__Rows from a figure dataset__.
○ ○ ○ ○ ○
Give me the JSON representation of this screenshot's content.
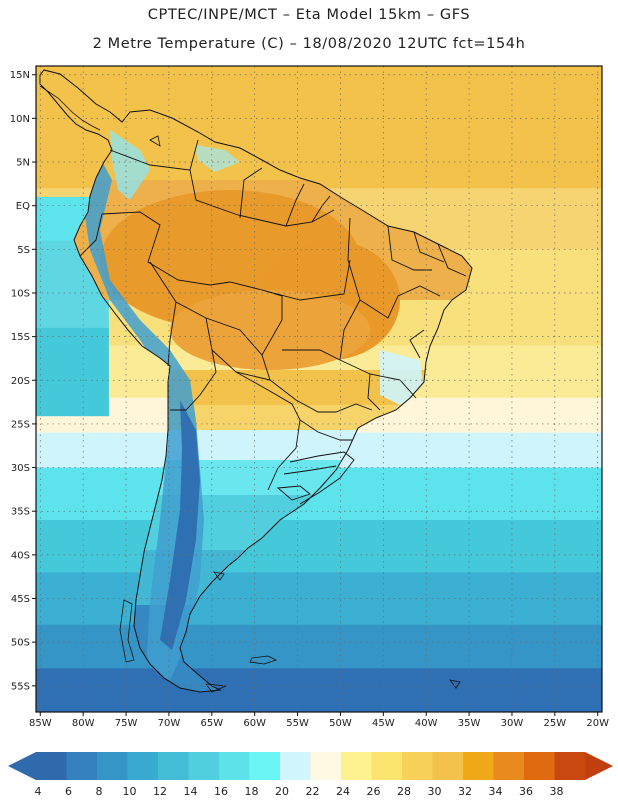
{
  "title_line1": "CPTEC/INPE/MCT –  Eta Model 15km – GFS",
  "title_line2": "2 Metre Temperature (C) – 18/08/2020 12UTC fct=154h",
  "map": {
    "lon_min": -85.5,
    "lon_max": -19.5,
    "lat_min": -58.0,
    "lat_max": 16.0,
    "lat_labels": [
      {
        "value": 15,
        "text": "15N"
      },
      {
        "value": 10,
        "text": "10N"
      },
      {
        "value": 5,
        "text": "5N"
      },
      {
        "value": 0,
        "text": "EQ"
      },
      {
        "value": -5,
        "text": "5S"
      },
      {
        "value": -10,
        "text": "10S"
      },
      {
        "value": -15,
        "text": "15S"
      },
      {
        "value": -20,
        "text": "20S"
      },
      {
        "value": -25,
        "text": "25S"
      },
      {
        "value": -30,
        "text": "30S"
      },
      {
        "value": -35,
        "text": "35S"
      },
      {
        "value": -40,
        "text": "40S"
      },
      {
        "value": -45,
        "text": "45S"
      },
      {
        "value": -50,
        "text": "50S"
      },
      {
        "value": -55,
        "text": "55S"
      }
    ],
    "lon_labels": [
      {
        "value": -85,
        "text": "85W"
      },
      {
        "value": -80,
        "text": "80W"
      },
      {
        "value": -75,
        "text": "75W"
      },
      {
        "value": -70,
        "text": "70W"
      },
      {
        "value": -65,
        "text": "65W"
      },
      {
        "value": -60,
        "text": "60W"
      },
      {
        "value": -55,
        "text": "55W"
      },
      {
        "value": -50,
        "text": "50W"
      },
      {
        "value": -45,
        "text": "45W"
      },
      {
        "value": -40,
        "text": "40W"
      },
      {
        "value": -35,
        "text": "35W"
      },
      {
        "value": -30,
        "text": "30W"
      },
      {
        "value": -25,
        "text": "25W"
      },
      {
        "value": -20,
        "text": "20W"
      }
    ],
    "ocean_bands": [
      {
        "lat_top": 16,
        "lat_bot": 2,
        "color": "#f3c24b"
      },
      {
        "lat_top": 2,
        "lat_bot": -5,
        "color": "#f6d472"
      },
      {
        "lat_top": -5,
        "lat_bot": -16,
        "color": "#f8e07c"
      },
      {
        "lat_top": -16,
        "lat_bot": -22,
        "color": "#fbea96"
      },
      {
        "lat_top": -22,
        "lat_bot": -26,
        "color": "#fff6da"
      },
      {
        "lat_top": -26,
        "lat_bot": -30,
        "color": "#cff4fb"
      },
      {
        "lat_top": -30,
        "lat_bot": -36,
        "color": "#5de3ec"
      },
      {
        "lat_top": -36,
        "lat_bot": -42,
        "color": "#43c9da"
      },
      {
        "lat_top": -42,
        "lat_bot": -48,
        "color": "#3cb0d2"
      },
      {
        "lat_top": -48,
        "lat_bot": -53,
        "color": "#3595c6"
      },
      {
        "lat_top": -53,
        "lat_bot": -58,
        "color": "#2f6fb3"
      }
    ],
    "pacific_bands": [
      {
        "lat_top": 1,
        "lat_bot": -4,
        "color": "#5de3ec"
      },
      {
        "lat_top": -4,
        "lat_bot": -14,
        "color": "#5fd7e3"
      },
      {
        "lat_top": -14,
        "lat_bot": -24,
        "color": "#43c9da"
      }
    ]
  },
  "colorbar": {
    "colors": [
      "#2e6aac",
      "#3580bf",
      "#3595c6",
      "#39abd0",
      "#43bdd6",
      "#52cfdf",
      "#5ee2ea",
      "#6cf5f5",
      "#d0f5fb",
      "#fff8e2",
      "#fdf28f",
      "#fbe46d",
      "#f7d15a",
      "#f3c24b",
      "#f0aa17",
      "#e88a1e",
      "#e06a10",
      "#c84810"
    ],
    "left_arrow_color": "#2e6aac",
    "right_arrow_color": "#c04010",
    "labels": [
      "4",
      "6",
      "8",
      "10",
      "12",
      "14",
      "16",
      "18",
      "20",
      "22",
      "24",
      "26",
      "28",
      "30",
      "32",
      "34",
      "36",
      "38"
    ]
  }
}
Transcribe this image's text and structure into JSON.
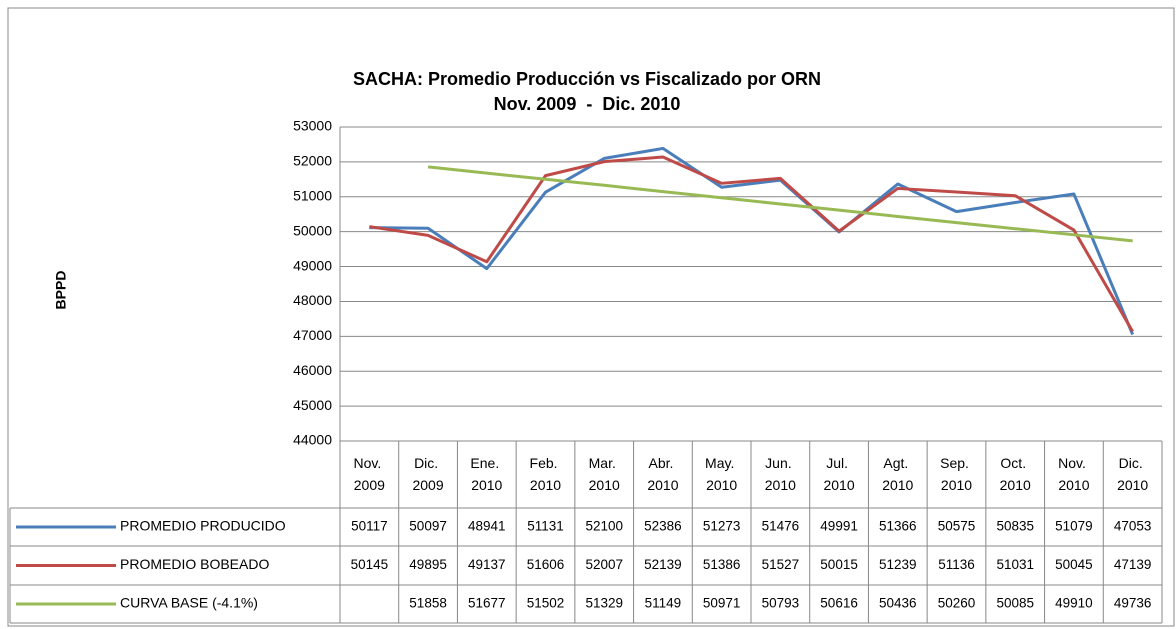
{
  "chart_data": {
    "type": "line",
    "title": "SACHA: Promedio Producción vs Fiscalizado por ORN",
    "subtitle": "Nov. 2009  -  Dic. 2010",
    "y_label": "BPPD",
    "categories": [
      "Nov. 2009",
      "Dic. 2009",
      "Ene. 2010",
      "Feb. 2010",
      "Mar. 2010",
      "Abr. 2010",
      "May. 2010",
      "Jun. 2010",
      "Jul. 2010",
      "Agt. 2010",
      "Sep. 2010",
      "Oct. 2010",
      "Nov. 2010",
      "Dic. 2010"
    ],
    "series": [
      {
        "name": "PROMEDIO PRODUCIDO",
        "color": "#4a7ebb",
        "values": [
          50117,
          50097,
          48941,
          51131,
          52100,
          52386,
          51273,
          51476,
          49991,
          51366,
          50575,
          50835,
          51079,
          47053
        ]
      },
      {
        "name": "PROMEDIO BOBEADO",
        "color": "#be4b48",
        "values": [
          50145,
          49895,
          49137,
          51606,
          52007,
          52139,
          51386,
          51527,
          50015,
          51239,
          51136,
          51031,
          50045,
          47139
        ]
      },
      {
        "name": "CURVA BASE (-4.1%)",
        "color": "#98b954",
        "values": [
          null,
          51858,
          51677,
          51502,
          51329,
          51149,
          50971,
          50793,
          50616,
          50436,
          50260,
          50085,
          49910,
          49736
        ]
      }
    ],
    "ylim": [
      44000,
      53000
    ],
    "yticks": [
      44000,
      45000,
      46000,
      47000,
      48000,
      49000,
      50000,
      51000,
      52000,
      53000
    ],
    "grid": true,
    "data_table": true
  }
}
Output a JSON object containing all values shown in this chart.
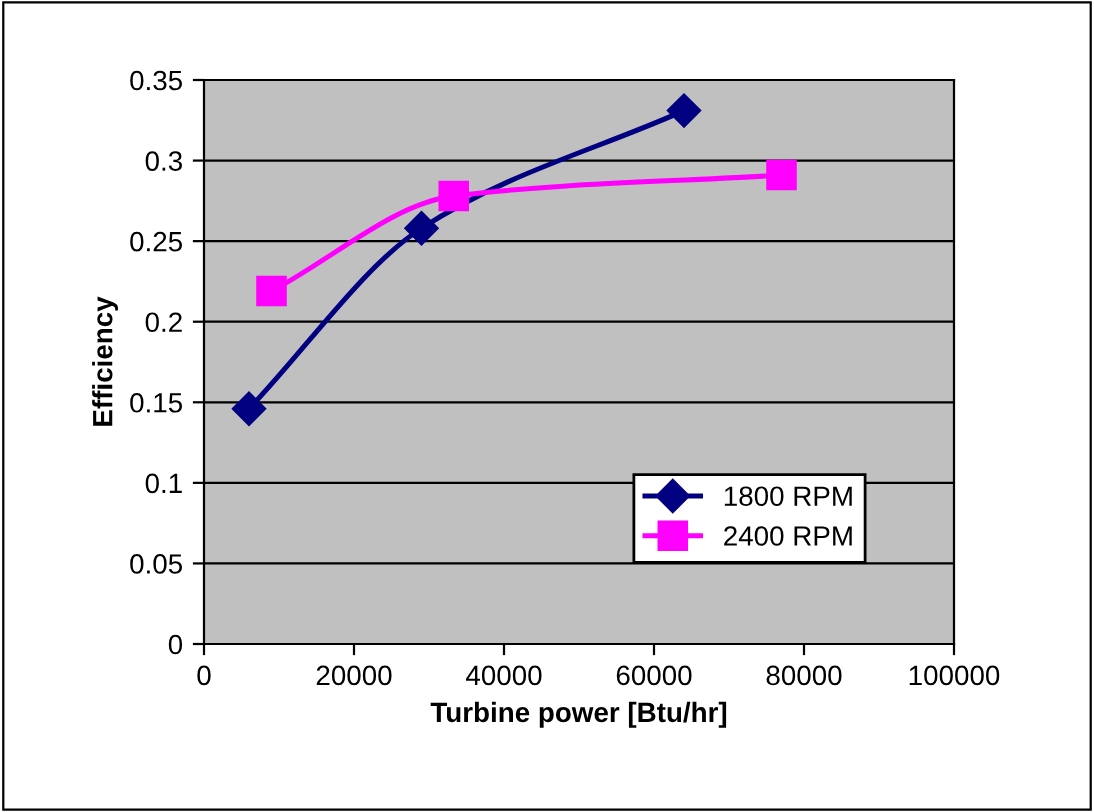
{
  "chart_data": {
    "type": "line",
    "xlabel": "Turbine power [Btu/hr]",
    "ylabel": "Efficiency",
    "series": [
      {
        "name": "1800 RPM",
        "color": "#000080",
        "marker": "diamond",
        "x": [
          6000,
          29000,
          64000
        ],
        "values": [
          0.146,
          0.258,
          0.331
        ]
      },
      {
        "name": "2400 RPM",
        "color": "#ff00ff",
        "marker": "square",
        "x": [
          9000,
          33300,
          77000
        ],
        "values": [
          0.219,
          0.278,
          0.291
        ]
      }
    ],
    "xlim": [
      0,
      100000
    ],
    "xticks": [
      0,
      20000,
      40000,
      60000,
      80000,
      100000
    ],
    "ylim": [
      0,
      0.35
    ],
    "yticks": [
      0,
      0.05,
      0.1,
      0.15,
      0.2,
      0.25,
      0.3,
      0.35
    ],
    "grid": "y",
    "legend": "bottom right",
    "line_style": "solid"
  }
}
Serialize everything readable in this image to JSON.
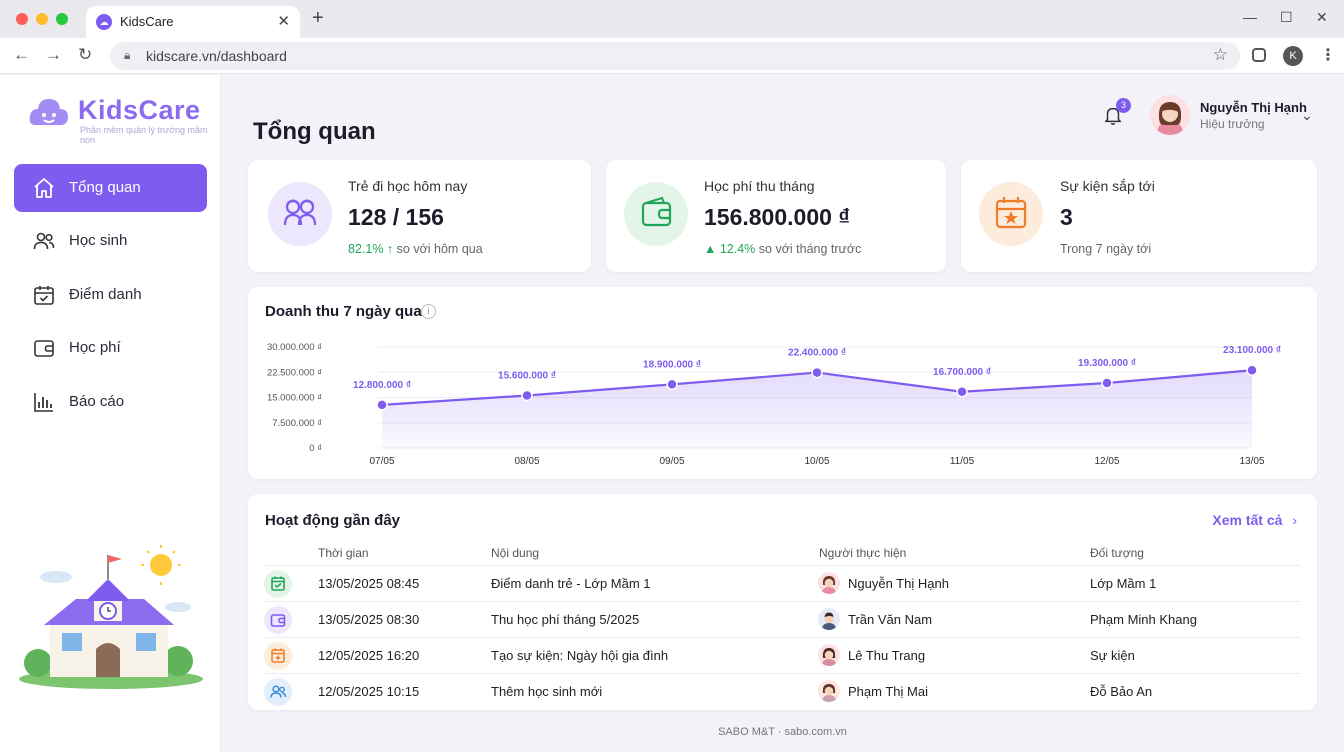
{
  "browser": {
    "tab_title": "KidsCare",
    "url": "kidscare.vn/dashboard",
    "profile_initial": "K"
  },
  "sidebar": {
    "brand": "KidsCare",
    "tagline": "Phần mềm quản lý trường mầm non",
    "items": [
      {
        "label": "Tổng quan",
        "icon": "home-icon",
        "active": true
      },
      {
        "label": "Học sinh",
        "icon": "students-icon",
        "active": false
      },
      {
        "label": "Điểm danh",
        "icon": "calendar-check-icon",
        "active": false
      },
      {
        "label": "Học phí",
        "icon": "wallet-icon",
        "active": false
      },
      {
        "label": "Báo cáo",
        "icon": "bar-chart-icon",
        "active": false
      }
    ]
  },
  "header": {
    "title": "Tổng quan",
    "notification_count": "3",
    "user_name": "Nguyễn Thị Hạnh",
    "user_role": "Hiệu trưởng"
  },
  "stats": [
    {
      "label": "Trẻ đi học hôm nay",
      "value": "128 / 156",
      "delta": "82.1% ↑",
      "delta_text": "so với hôm qua",
      "icon": "children-icon",
      "color": "#7d5cef"
    },
    {
      "label": "Học phí thu tháng",
      "value": "156.800.000 ₫",
      "delta": "▲ 12.4%",
      "delta_text": "so với tháng trước",
      "icon": "wallet-icon",
      "color": "#22a55a"
    },
    {
      "label": "Sự kiện sắp tới",
      "value": "3",
      "delta": "",
      "delta_text": "Trong 7 ngày tới",
      "icon": "calendar-star-icon",
      "color": "#f07d2c"
    }
  ],
  "chart": {
    "title": "Doanh thu 7 ngày qua"
  },
  "chart_data": {
    "type": "area",
    "categories": [
      "07/05",
      "08/05",
      "09/05",
      "10/05",
      "11/05",
      "12/05",
      "13/05"
    ],
    "values": [
      12800000,
      15600000,
      18900000,
      22400000,
      16700000,
      19300000,
      23100000
    ],
    "value_labels": [
      "12.800.000 ₫",
      "15.600.000 ₫",
      "18.900.000 ₫",
      "22.400.000 ₫",
      "16.700.000 ₫",
      "19.300.000 ₫",
      "23.100.000 ₫"
    ],
    "y_ticks": [
      0,
      7500000,
      15000000,
      22500000,
      30000000
    ],
    "y_tick_labels": [
      "0 ₫",
      "7.500.000 ₫",
      "15.000.000 ₫",
      "22.500.000 ₫",
      "30.000.000 ₫"
    ],
    "ylim": [
      0,
      30000000
    ],
    "color": "#7d5cef",
    "grid": true
  },
  "activity": {
    "title": "Hoạt động gần đây",
    "see_all": "Xem tất cả",
    "columns": [
      "Thời gian",
      "Nội dung",
      "Người thực hiện",
      "Đối tượng"
    ],
    "rows": [
      {
        "time": "13/05/2025 08:45",
        "content": "Điểm danh trẻ - Lớp Mầm 1",
        "actor": "Nguyễn Thị Hạnh",
        "target": "Lớp Mầm 1",
        "icon": "calendar-check-icon",
        "color": "#22a55a"
      },
      {
        "time": "13/05/2025 08:30",
        "content": "Thu học phí tháng 5/2025",
        "actor": "Trần Văn Nam",
        "target": "Phạm Minh Khang",
        "icon": "wallet-icon",
        "color": "#7d5cef"
      },
      {
        "time": "12/05/2025 16:20",
        "content": "Tạo sự kiện: Ngày hội gia đình",
        "actor": "Lê Thu Trang",
        "target": "Sự kiện",
        "icon": "calendar-plus-icon",
        "color": "#f07d2c"
      },
      {
        "time": "12/05/2025 10:15",
        "content": "Thêm học sinh mới",
        "actor": "Phạm Thị Mai",
        "target": "Đỗ Bảo An",
        "icon": "add-student-icon",
        "color": "#3b8fe0"
      }
    ]
  },
  "footer": "SABO M&T · sabo.com.vn"
}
○ ○ ○ ○ ○
__The problem__. Look through the data above. Each line containing the word "Phạm" needs to be copied.

__Final result__.
        "target": "Phạm Minh Khang",
        "actor": "Phạm Thị Mai",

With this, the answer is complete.